• What is asked:
Give the listing below again in full, exactly as written.

--- START ---

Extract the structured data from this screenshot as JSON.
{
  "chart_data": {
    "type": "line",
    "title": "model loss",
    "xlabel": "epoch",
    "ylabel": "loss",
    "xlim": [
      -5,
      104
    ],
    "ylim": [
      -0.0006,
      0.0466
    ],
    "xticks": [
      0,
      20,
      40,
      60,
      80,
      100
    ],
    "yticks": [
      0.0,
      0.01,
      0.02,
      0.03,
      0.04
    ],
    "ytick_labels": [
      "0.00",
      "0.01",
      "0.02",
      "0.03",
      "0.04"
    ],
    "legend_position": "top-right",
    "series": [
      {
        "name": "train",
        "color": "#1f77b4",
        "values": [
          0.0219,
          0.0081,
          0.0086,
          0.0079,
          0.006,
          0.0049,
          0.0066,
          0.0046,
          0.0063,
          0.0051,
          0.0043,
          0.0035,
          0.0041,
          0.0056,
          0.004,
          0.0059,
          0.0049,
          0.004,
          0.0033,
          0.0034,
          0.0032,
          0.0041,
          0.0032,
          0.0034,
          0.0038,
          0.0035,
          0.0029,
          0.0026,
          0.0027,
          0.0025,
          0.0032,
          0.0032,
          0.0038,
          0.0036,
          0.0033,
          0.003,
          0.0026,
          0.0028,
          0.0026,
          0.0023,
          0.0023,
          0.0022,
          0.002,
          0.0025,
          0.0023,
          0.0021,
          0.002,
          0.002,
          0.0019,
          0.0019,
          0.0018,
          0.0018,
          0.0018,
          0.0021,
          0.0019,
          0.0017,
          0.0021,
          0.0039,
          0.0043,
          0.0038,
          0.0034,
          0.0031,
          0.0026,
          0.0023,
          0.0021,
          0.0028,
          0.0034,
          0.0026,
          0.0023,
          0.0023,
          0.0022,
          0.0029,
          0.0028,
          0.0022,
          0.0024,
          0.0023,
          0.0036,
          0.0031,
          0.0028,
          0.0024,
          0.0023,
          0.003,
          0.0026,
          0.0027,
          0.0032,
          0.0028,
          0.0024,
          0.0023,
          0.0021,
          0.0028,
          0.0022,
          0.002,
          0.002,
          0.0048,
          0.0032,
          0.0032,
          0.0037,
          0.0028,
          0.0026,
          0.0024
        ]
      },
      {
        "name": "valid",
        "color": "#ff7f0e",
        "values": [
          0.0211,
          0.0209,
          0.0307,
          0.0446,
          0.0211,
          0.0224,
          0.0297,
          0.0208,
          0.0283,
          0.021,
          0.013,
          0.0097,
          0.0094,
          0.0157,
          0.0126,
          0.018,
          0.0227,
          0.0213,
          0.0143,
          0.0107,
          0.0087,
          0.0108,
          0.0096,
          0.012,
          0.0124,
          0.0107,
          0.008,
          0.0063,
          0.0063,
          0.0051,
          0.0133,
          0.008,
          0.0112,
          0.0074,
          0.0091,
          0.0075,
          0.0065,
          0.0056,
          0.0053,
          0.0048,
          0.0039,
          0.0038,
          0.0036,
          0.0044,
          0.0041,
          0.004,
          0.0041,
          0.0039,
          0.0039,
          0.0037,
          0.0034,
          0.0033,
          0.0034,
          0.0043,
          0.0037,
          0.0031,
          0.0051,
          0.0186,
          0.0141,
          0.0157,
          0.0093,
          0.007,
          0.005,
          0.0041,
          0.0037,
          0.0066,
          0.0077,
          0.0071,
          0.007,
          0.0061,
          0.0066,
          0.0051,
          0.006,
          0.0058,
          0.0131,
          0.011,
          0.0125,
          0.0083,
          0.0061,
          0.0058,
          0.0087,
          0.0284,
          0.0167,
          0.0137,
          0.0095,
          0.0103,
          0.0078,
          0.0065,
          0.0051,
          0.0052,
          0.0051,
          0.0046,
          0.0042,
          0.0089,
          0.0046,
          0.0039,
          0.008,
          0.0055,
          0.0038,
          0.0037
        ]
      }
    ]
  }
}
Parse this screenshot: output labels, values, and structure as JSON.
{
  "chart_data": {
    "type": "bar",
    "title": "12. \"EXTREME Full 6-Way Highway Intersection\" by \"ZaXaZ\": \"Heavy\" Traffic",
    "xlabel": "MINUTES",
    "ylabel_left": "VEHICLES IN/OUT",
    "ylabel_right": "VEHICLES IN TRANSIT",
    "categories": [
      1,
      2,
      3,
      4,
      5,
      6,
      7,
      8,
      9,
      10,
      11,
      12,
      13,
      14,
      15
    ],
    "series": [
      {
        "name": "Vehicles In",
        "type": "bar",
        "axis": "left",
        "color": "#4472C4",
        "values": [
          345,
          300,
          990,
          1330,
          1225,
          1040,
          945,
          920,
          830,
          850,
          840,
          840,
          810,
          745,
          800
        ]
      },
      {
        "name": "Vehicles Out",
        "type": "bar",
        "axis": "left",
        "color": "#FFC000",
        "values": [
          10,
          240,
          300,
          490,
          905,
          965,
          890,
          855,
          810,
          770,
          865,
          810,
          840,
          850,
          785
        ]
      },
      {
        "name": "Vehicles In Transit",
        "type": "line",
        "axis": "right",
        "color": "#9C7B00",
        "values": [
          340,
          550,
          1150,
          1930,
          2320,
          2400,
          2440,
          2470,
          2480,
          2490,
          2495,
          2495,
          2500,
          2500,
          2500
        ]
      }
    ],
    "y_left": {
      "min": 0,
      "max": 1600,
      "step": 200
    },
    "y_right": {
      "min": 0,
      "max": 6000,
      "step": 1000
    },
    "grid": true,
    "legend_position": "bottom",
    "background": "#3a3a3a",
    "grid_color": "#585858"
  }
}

--- END ---

• Answer for the task:
Extract the structured data from this screenshot as JSON.
{
  "chart_data": {
    "type": "line",
    "title": "model loss",
    "xlabel": "epoch",
    "ylabel": "loss",
    "xlim": [
      -5,
      104
    ],
    "ylim": [
      -0.0006,
      0.0466
    ],
    "xticks": [
      0,
      20,
      40,
      60,
      80,
      100
    ],
    "yticks": [
      0.0,
      0.01,
      0.02,
      0.03,
      0.04
    ],
    "ytick_labels": [
      "0.00",
      "0.01",
      "0.02",
      "0.03",
      "0.04"
    ],
    "legend_position": "top-right",
    "series": [
      {
        "name": "train",
        "color": "#1f77b4",
        "values": [
          0.0219,
          0.0081,
          0.0086,
          0.0079,
          0.006,
          0.0049,
          0.0066,
          0.0046,
          0.0063,
          0.0051,
          0.0043,
          0.0035,
          0.0041,
          0.0056,
          0.004,
          0.0059,
          0.0049,
          0.004,
          0.0033,
          0.0034,
          0.0032,
          0.0041,
          0.0032,
          0.0034,
          0.0038,
          0.0035,
          0.0029,
          0.0026,
          0.0027,
          0.0025,
          0.0032,
          0.0032,
          0.0038,
          0.0036,
          0.0033,
          0.003,
          0.0026,
          0.0028,
          0.0026,
          0.0023,
          0.0023,
          0.0022,
          0.002,
          0.0025,
          0.0023,
          0.0021,
          0.002,
          0.002,
          0.0019,
          0.0019,
          0.0018,
          0.0018,
          0.0018,
          0.0021,
          0.0019,
          0.0017,
          0.0021,
          0.0039,
          0.0043,
          0.0038,
          0.0034,
          0.0031,
          0.0026,
          0.0023,
          0.0021,
          0.0028,
          0.0034,
          0.0026,
          0.0023,
          0.0023,
          0.0022,
          0.0029,
          0.0028,
          0.0022,
          0.0024,
          0.0023,
          0.0036,
          0.0031,
          0.0028,
          0.0024,
          0.0023,
          0.003,
          0.0026,
          0.0027,
          0.0032,
          0.0028,
          0.0024,
          0.0023,
          0.0021,
          0.0028,
          0.0022,
          0.002,
          0.002,
          0.0048,
          0.0032,
          0.0032,
          0.0037,
          0.0028,
          0.0026,
          0.0024
        ]
      },
      {
        "name": "valid",
        "color": "#ff7f0e",
        "values": [
          0.0211,
          0.0209,
          0.0307,
          0.0446,
          0.0211,
          0.0224,
          0.0297,
          0.0208,
          0.0283,
          0.021,
          0.013,
          0.0097,
          0.0094,
          0.0157,
          0.0126,
          0.018,
          0.0227,
          0.0213,
          0.0143,
          0.0107,
          0.0087,
          0.0108,
          0.0096,
          0.012,
          0.0124,
          0.0107,
          0.008,
          0.0063,
          0.0063,
          0.0051,
          0.0133,
          0.008,
          0.0112,
          0.0074,
          0.0091,
          0.0075,
          0.0065,
          0.0056,
          0.0053,
          0.0048,
          0.0039,
          0.0038,
          0.0036,
          0.0044,
          0.0041,
          0.004,
          0.0041,
          0.0039,
          0.0039,
          0.0037,
          0.0034,
          0.0033,
          0.0034,
          0.0043,
          0.0037,
          0.0031,
          0.0051,
          0.0186,
          0.0141,
          0.0157,
          0.0093,
          0.007,
          0.005,
          0.0041,
          0.0037,
          0.0066,
          0.0077,
          0.0071,
          0.007,
          0.0061,
          0.0066,
          0.0051,
          0.006,
          0.0058,
          0.0131,
          0.011,
          0.0125,
          0.0083,
          0.0061,
          0.0058,
          0.0087,
          0.0284,
          0.0167,
          0.0137,
          0.0095,
          0.0103,
          0.0078,
          0.0065,
          0.0051,
          0.0052,
          0.0051,
          0.0046,
          0.0042,
          0.0089,
          0.0046,
          0.0039,
          0.008,
          0.0055,
          0.0038,
          0.0037
        ]
      }
    ]
  }
}
Parse this screenshot: output labels, values, and structure as JSON.
{
  "chart_data": {
    "type": "bar",
    "title": "12. \"EXTREME Full 6-Way Highway Intersection\" by \"ZaXaZ\": \"Heavy\" Traffic",
    "xlabel": "MINUTES",
    "ylabel_left": "VEHICLES IN/OUT",
    "ylabel_right": "VEHICLES IN TRANSIT",
    "categories": [
      1,
      2,
      3,
      4,
      5,
      6,
      7,
      8,
      9,
      10,
      11,
      12,
      13,
      14,
      15
    ],
    "series": [
      {
        "name": "Vehicles In",
        "type": "bar",
        "axis": "left",
        "color": "#4472C4",
        "values": [
          345,
          300,
          990,
          1330,
          1225,
          1040,
          945,
          920,
          830,
          850,
          840,
          840,
          810,
          745,
          800
        ]
      },
      {
        "name": "Vehicles Out",
        "type": "bar",
        "axis": "left",
        "color": "#FFC000",
        "values": [
          10,
          240,
          300,
          490,
          905,
          965,
          890,
          855,
          810,
          770,
          865,
          810,
          840,
          850,
          785
        ]
      },
      {
        "name": "Vehicles In Transit",
        "type": "line",
        "axis": "right",
        "color": "#9C7B00",
        "values": [
          340,
          550,
          1150,
          1930,
          2320,
          2400,
          2440,
          2470,
          2480,
          2490,
          2495,
          2495,
          2500,
          2500,
          2500
        ]
      }
    ],
    "y_left": {
      "min": 0,
      "max": 1600,
      "step": 200
    },
    "y_right": {
      "min": 0,
      "max": 6000,
      "step": 1000
    },
    "grid": true,
    "legend_position": "bottom",
    "background": "#3a3a3a",
    "grid_color": "#585858"
  }
}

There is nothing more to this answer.